_Objective_. Extract every record, keeping each one exactly as it is.

_Available records_.
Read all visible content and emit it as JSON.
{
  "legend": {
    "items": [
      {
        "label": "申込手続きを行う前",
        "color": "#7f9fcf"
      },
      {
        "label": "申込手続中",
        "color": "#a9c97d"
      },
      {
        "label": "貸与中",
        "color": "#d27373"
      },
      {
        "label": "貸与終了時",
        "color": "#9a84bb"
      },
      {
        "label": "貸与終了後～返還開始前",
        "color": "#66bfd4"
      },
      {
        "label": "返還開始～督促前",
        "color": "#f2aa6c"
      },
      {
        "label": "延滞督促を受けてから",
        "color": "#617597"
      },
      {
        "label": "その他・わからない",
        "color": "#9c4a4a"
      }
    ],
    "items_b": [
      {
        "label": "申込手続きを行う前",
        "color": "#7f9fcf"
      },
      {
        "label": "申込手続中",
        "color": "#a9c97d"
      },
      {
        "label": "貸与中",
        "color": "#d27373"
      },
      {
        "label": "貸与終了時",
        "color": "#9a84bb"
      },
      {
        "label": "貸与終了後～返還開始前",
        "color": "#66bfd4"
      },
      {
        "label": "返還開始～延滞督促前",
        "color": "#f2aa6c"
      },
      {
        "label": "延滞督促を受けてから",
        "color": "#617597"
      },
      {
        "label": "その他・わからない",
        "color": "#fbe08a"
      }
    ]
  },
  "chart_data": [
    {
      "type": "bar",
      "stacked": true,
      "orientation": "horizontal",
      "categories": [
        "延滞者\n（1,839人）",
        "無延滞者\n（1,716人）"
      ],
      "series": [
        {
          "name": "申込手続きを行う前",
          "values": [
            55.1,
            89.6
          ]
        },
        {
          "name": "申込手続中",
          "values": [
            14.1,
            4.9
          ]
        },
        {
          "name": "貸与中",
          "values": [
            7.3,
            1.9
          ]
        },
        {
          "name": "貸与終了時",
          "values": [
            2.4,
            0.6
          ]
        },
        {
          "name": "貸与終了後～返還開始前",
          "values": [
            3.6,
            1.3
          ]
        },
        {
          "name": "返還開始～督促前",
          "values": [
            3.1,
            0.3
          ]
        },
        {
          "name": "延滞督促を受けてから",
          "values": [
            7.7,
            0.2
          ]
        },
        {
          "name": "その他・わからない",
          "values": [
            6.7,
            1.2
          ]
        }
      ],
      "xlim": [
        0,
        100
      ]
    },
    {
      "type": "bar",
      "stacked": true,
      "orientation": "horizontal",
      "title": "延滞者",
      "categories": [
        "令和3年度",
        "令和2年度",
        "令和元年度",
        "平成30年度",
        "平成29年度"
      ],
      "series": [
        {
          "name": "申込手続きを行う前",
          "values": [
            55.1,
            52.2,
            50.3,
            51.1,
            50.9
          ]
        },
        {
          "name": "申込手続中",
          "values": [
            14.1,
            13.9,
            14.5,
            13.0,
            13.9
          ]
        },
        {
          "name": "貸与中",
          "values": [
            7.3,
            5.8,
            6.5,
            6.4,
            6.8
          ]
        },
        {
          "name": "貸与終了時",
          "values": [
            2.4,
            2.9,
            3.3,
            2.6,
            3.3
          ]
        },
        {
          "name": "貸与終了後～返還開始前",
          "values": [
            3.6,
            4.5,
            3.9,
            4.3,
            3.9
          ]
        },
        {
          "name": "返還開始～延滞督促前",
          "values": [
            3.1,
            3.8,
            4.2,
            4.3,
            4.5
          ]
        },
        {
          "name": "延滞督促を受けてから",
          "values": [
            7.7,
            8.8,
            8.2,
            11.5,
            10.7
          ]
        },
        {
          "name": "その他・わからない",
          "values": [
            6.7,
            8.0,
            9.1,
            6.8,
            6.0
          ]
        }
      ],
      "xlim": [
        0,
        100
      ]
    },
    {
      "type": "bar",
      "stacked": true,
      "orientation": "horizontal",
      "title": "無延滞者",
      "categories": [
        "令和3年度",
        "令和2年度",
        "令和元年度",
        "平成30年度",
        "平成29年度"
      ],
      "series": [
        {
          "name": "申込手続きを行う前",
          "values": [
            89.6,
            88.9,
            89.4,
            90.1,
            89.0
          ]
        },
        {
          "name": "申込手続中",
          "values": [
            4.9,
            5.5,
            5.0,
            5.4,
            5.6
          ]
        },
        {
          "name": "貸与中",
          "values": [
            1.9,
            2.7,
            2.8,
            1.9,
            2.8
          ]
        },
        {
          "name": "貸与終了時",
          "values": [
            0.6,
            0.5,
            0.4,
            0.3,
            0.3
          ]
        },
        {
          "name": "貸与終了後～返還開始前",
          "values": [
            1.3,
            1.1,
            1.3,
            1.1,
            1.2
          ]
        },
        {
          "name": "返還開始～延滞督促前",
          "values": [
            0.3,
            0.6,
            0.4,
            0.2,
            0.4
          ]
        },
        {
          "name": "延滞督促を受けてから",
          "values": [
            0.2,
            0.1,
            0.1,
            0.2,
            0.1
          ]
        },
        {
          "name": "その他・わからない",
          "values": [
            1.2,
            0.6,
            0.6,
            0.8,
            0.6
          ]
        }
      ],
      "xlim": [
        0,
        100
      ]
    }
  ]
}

_Written solution_.
Read all visible content and emit it as JSON.
{
  "legend": {
    "items": [
      {
        "label": "申込手続きを行う前",
        "color": "#7f9fcf"
      },
      {
        "label": "申込手続中",
        "color": "#a9c97d"
      },
      {
        "label": "貸与中",
        "color": "#d27373"
      },
      {
        "label": "貸与終了時",
        "color": "#9a84bb"
      },
      {
        "label": "貸与終了後～返還開始前",
        "color": "#66bfd4"
      },
      {
        "label": "返還開始～督促前",
        "color": "#f2aa6c"
      },
      {
        "label": "延滞督促を受けてから",
        "color": "#617597"
      },
      {
        "label": "その他・わからない",
        "color": "#9c4a4a"
      }
    ],
    "items_b": [
      {
        "label": "申込手続きを行う前",
        "color": "#7f9fcf"
      },
      {
        "label": "申込手続中",
        "color": "#a9c97d"
      },
      {
        "label": "貸与中",
        "color": "#d27373"
      },
      {
        "label": "貸与終了時",
        "color": "#9a84bb"
      },
      {
        "label": "貸与終了後～返還開始前",
        "color": "#66bfd4"
      },
      {
        "label": "返還開始～延滞督促前",
        "color": "#f2aa6c"
      },
      {
        "label": "延滞督促を受けてから",
        "color": "#617597"
      },
      {
        "label": "その他・わからない",
        "color": "#fbe08a"
      }
    ]
  },
  "chart_data": [
    {
      "type": "bar",
      "stacked": true,
      "orientation": "horizontal",
      "categories": [
        "延滞者\n（1,839人）",
        "無延滞者\n（1,716人）"
      ],
      "series": [
        {
          "name": "申込手続きを行う前",
          "values": [
            55.1,
            89.6
          ]
        },
        {
          "name": "申込手続中",
          "values": [
            14.1,
            4.9
          ]
        },
        {
          "name": "貸与中",
          "values": [
            7.3,
            1.9
          ]
        },
        {
          "name": "貸与終了時",
          "values": [
            2.4,
            0.6
          ]
        },
        {
          "name": "貸与終了後～返還開始前",
          "values": [
            3.6,
            1.3
          ]
        },
        {
          "name": "返還開始～督促前",
          "values": [
            3.1,
            0.3
          ]
        },
        {
          "name": "延滞督促を受けてから",
          "values": [
            7.7,
            0.2
          ]
        },
        {
          "name": "その他・わからない",
          "values": [
            6.7,
            1.2
          ]
        }
      ],
      "xlim": [
        0,
        100
      ]
    },
    {
      "type": "bar",
      "stacked": true,
      "orientation": "horizontal",
      "title": "延滞者",
      "categories": [
        "令和3年度",
        "令和2年度",
        "令和元年度",
        "平成30年度",
        "平成29年度"
      ],
      "series": [
        {
          "name": "申込手続きを行う前",
          "values": [
            55.1,
            52.2,
            50.3,
            51.1,
            50.9
          ]
        },
        {
          "name": "申込手続中",
          "values": [
            14.1,
            13.9,
            14.5,
            13.0,
            13.9
          ]
        },
        {
          "name": "貸与中",
          "values": [
            7.3,
            5.8,
            6.5,
            6.4,
            6.8
          ]
        },
        {
          "name": "貸与終了時",
          "values": [
            2.4,
            2.9,
            3.3,
            2.6,
            3.3
          ]
        },
        {
          "name": "貸与終了後～返還開始前",
          "values": [
            3.6,
            4.5,
            3.9,
            4.3,
            3.9
          ]
        },
        {
          "name": "返還開始～延滞督促前",
          "values": [
            3.1,
            3.8,
            4.2,
            4.3,
            4.5
          ]
        },
        {
          "name": "延滞督促を受けてから",
          "values": [
            7.7,
            8.8,
            8.2,
            11.5,
            10.7
          ]
        },
        {
          "name": "その他・わからない",
          "values": [
            6.7,
            8.0,
            9.1,
            6.8,
            6.0
          ]
        }
      ],
      "xlim": [
        0,
        100
      ]
    },
    {
      "type": "bar",
      "stacked": true,
      "orientation": "horizontal",
      "title": "無延滞者",
      "categories": [
        "令和3年度",
        "令和2年度",
        "令和元年度",
        "平成30年度",
        "平成29年度"
      ],
      "series": [
        {
          "name": "申込手続きを行う前",
          "values": [
            89.6,
            88.9,
            89.4,
            90.1,
            89.0
          ]
        },
        {
          "name": "申込手続中",
          "values": [
            4.9,
            5.5,
            5.0,
            5.4,
            5.6
          ]
        },
        {
          "name": "貸与中",
          "values": [
            1.9,
            2.7,
            2.8,
            1.9,
            2.8
          ]
        },
        {
          "name": "貸与終了時",
          "values": [
            0.6,
            0.5,
            0.4,
            0.3,
            0.3
          ]
        },
        {
          "name": "貸与終了後～返還開始前",
          "values": [
            1.3,
            1.1,
            1.3,
            1.1,
            1.2
          ]
        },
        {
          "name": "返還開始～延滞督促前",
          "values": [
            0.3,
            0.6,
            0.4,
            0.2,
            0.4
          ]
        },
        {
          "name": "延滞督促を受けてから",
          "values": [
            0.2,
            0.1,
            0.1,
            0.2,
            0.1
          ]
        },
        {
          "name": "その他・わからない",
          "values": [
            1.2,
            0.6,
            0.6,
            0.8,
            0.6
          ]
        }
      ],
      "xlim": [
        0,
        100
      ]
    }
  ]
}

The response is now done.